### Directions
Repeat all of the data precisely.

### Lines of data

..........

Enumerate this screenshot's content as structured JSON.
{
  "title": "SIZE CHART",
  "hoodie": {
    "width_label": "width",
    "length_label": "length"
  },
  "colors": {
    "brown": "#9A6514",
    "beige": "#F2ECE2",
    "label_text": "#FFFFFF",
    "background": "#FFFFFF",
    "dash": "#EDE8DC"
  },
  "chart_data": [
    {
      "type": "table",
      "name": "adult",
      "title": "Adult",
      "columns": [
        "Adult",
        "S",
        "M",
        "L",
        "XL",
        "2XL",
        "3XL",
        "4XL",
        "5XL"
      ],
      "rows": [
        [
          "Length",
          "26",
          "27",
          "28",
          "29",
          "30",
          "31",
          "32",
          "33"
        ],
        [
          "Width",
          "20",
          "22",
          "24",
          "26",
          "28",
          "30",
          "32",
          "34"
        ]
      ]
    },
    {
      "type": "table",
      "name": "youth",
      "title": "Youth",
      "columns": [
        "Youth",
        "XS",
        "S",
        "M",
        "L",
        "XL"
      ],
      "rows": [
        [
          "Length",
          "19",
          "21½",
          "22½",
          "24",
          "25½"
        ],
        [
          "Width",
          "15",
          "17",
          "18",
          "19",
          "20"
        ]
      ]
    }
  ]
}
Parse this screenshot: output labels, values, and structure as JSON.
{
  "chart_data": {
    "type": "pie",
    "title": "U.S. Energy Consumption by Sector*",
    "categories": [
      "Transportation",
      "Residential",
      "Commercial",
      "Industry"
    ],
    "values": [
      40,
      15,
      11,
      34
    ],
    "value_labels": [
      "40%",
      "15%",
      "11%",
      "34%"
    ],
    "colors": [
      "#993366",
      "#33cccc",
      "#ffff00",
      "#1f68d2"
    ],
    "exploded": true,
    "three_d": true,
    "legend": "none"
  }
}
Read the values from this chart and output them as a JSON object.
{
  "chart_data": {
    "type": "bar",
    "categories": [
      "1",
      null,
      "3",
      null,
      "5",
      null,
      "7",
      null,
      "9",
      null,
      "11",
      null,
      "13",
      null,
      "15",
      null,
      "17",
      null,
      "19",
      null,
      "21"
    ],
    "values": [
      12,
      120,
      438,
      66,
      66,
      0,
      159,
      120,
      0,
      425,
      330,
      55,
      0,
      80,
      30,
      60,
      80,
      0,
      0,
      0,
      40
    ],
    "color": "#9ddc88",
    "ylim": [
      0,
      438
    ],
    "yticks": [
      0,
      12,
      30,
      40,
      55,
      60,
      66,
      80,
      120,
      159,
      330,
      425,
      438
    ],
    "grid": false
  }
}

..........

### Exercise response
Enumerate this screenshot's content as structured JSON.
{
  "title": "SIZE CHART",
  "hoodie": {
    "width_label": "width",
    "length_label": "length"
  },
  "colors": {
    "brown": "#9A6514",
    "beige": "#F2ECE2",
    "label_text": "#FFFFFF",
    "background": "#FFFFFF",
    "dash": "#EDE8DC"
  },
  "chart_data": [
    {
      "type": "table",
      "name": "adult",
      "title": "Adult",
      "columns": [
        "Adult",
        "S",
        "M",
        "L",
        "XL",
        "2XL",
        "3XL",
        "4XL",
        "5XL"
      ],
      "rows": [
        [
          "Length",
          "26",
          "27",
          "28",
          "29",
          "30",
          "31",
          "32",
          "33"
        ],
        [
          "Width",
          "20",
          "22",
          "24",
          "26",
          "28",
          "30",
          "32",
          "34"
        ]
      ]
    },
    {
      "type": "table",
      "name": "youth",
      "title": "Youth",
      "columns": [
        "Youth",
        "XS",
        "S",
        "M",
        "L",
        "XL"
      ],
      "rows": [
        [
          "Length",
          "19",
          "21½",
          "22½",
          "24",
          "25½"
        ],
        [
          "Width",
          "15",
          "17",
          "18",
          "19",
          "20"
        ]
      ]
    }
  ]
}
Parse this screenshot: output labels, values, and structure as JSON.
{
  "chart_data": {
    "type": "pie",
    "title": "U.S. Energy Consumption by Sector*",
    "categories": [
      "Transportation",
      "Residential",
      "Commercial",
      "Industry"
    ],
    "values": [
      40,
      15,
      11,
      34
    ],
    "value_labels": [
      "40%",
      "15%",
      "11%",
      "34%"
    ],
    "colors": [
      "#993366",
      "#33cccc",
      "#ffff00",
      "#1f68d2"
    ],
    "exploded": true,
    "three_d": true,
    "legend": "none"
  }
}
Read the values from this chart and output them as a JSON object.
{
  "chart_data": {
    "type": "bar",
    "categories": [
      "1",
      null,
      "3",
      null,
      "5",
      null,
      "7",
      null,
      "9",
      null,
      "11",
      null,
      "13",
      null,
      "15",
      null,
      "17",
      null,
      "19",
      null,
      "21"
    ],
    "values": [
      12,
      120,
      438,
      66,
      66,
      0,
      159,
      120,
      0,
      425,
      330,
      55,
      0,
      80,
      30,
      60,
      80,
      0,
      0,
      0,
      40
    ],
    "color": "#9ddc88",
    "ylim": [
      0,
      438
    ],
    "yticks": [
      0,
      12,
      30,
      40,
      55,
      60,
      66,
      80,
      120,
      159,
      330,
      425,
      438
    ],
    "grid": false
  }
}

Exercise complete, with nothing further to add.